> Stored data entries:
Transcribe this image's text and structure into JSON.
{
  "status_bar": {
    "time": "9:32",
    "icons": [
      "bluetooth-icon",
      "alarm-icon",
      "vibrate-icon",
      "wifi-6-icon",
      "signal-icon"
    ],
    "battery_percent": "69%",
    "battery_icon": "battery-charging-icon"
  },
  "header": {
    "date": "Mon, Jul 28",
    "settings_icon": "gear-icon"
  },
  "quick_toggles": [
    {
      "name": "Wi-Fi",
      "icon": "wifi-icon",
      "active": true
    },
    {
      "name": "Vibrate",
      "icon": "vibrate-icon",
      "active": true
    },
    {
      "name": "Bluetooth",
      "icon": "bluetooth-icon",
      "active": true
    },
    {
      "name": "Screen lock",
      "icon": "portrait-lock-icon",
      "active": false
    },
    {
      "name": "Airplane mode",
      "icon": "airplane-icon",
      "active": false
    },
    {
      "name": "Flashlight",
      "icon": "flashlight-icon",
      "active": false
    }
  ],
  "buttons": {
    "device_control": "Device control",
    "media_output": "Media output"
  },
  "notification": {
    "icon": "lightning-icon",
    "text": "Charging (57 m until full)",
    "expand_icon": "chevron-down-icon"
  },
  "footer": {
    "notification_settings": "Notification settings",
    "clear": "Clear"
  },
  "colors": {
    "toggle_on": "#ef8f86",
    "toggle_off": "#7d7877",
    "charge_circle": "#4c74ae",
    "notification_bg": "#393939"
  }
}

> GIVEN INSTRUCTION:
Restate each record word for word.

> THE ANSWER:
Transcribe this image's text and structure into JSON.
{
  "status_bar": {
    "time": "9:32",
    "icons": [
      "bluetooth-icon",
      "alarm-icon",
      "vibrate-icon",
      "wifi-6-icon",
      "signal-icon"
    ],
    "battery_percent": "69%",
    "battery_icon": "battery-charging-icon"
  },
  "header": {
    "date": "Mon, Jul 28",
    "settings_icon": "gear-icon"
  },
  "quick_toggles": [
    {
      "name": "Wi-Fi",
      "icon": "wifi-icon",
      "active": true
    },
    {
      "name": "Vibrate",
      "icon": "vibrate-icon",
      "active": true
    },
    {
      "name": "Bluetooth",
      "icon": "bluetooth-icon",
      "active": true
    },
    {
      "name": "Screen lock",
      "icon": "portrait-lock-icon",
      "active": false
    },
    {
      "name": "Airplane mode",
      "icon": "airplane-icon",
      "active": false
    },
    {
      "name": "Flashlight",
      "icon": "flashlight-icon",
      "active": false
    }
  ],
  "buttons": {
    "device_control": "Device control",
    "media_output": "Media output"
  },
  "notification": {
    "icon": "lightning-icon",
    "text": "Charging (57 m until full)",
    "expand_icon": "chevron-down-icon"
  },
  "footer": {
    "notification_settings": "Notification settings",
    "clear": "Clear"
  },
  "colors": {
    "toggle_on": "#ef8f86",
    "toggle_off": "#7d7877",
    "charge_circle": "#4c74ae",
    "notification_bg": "#393939"
  }
}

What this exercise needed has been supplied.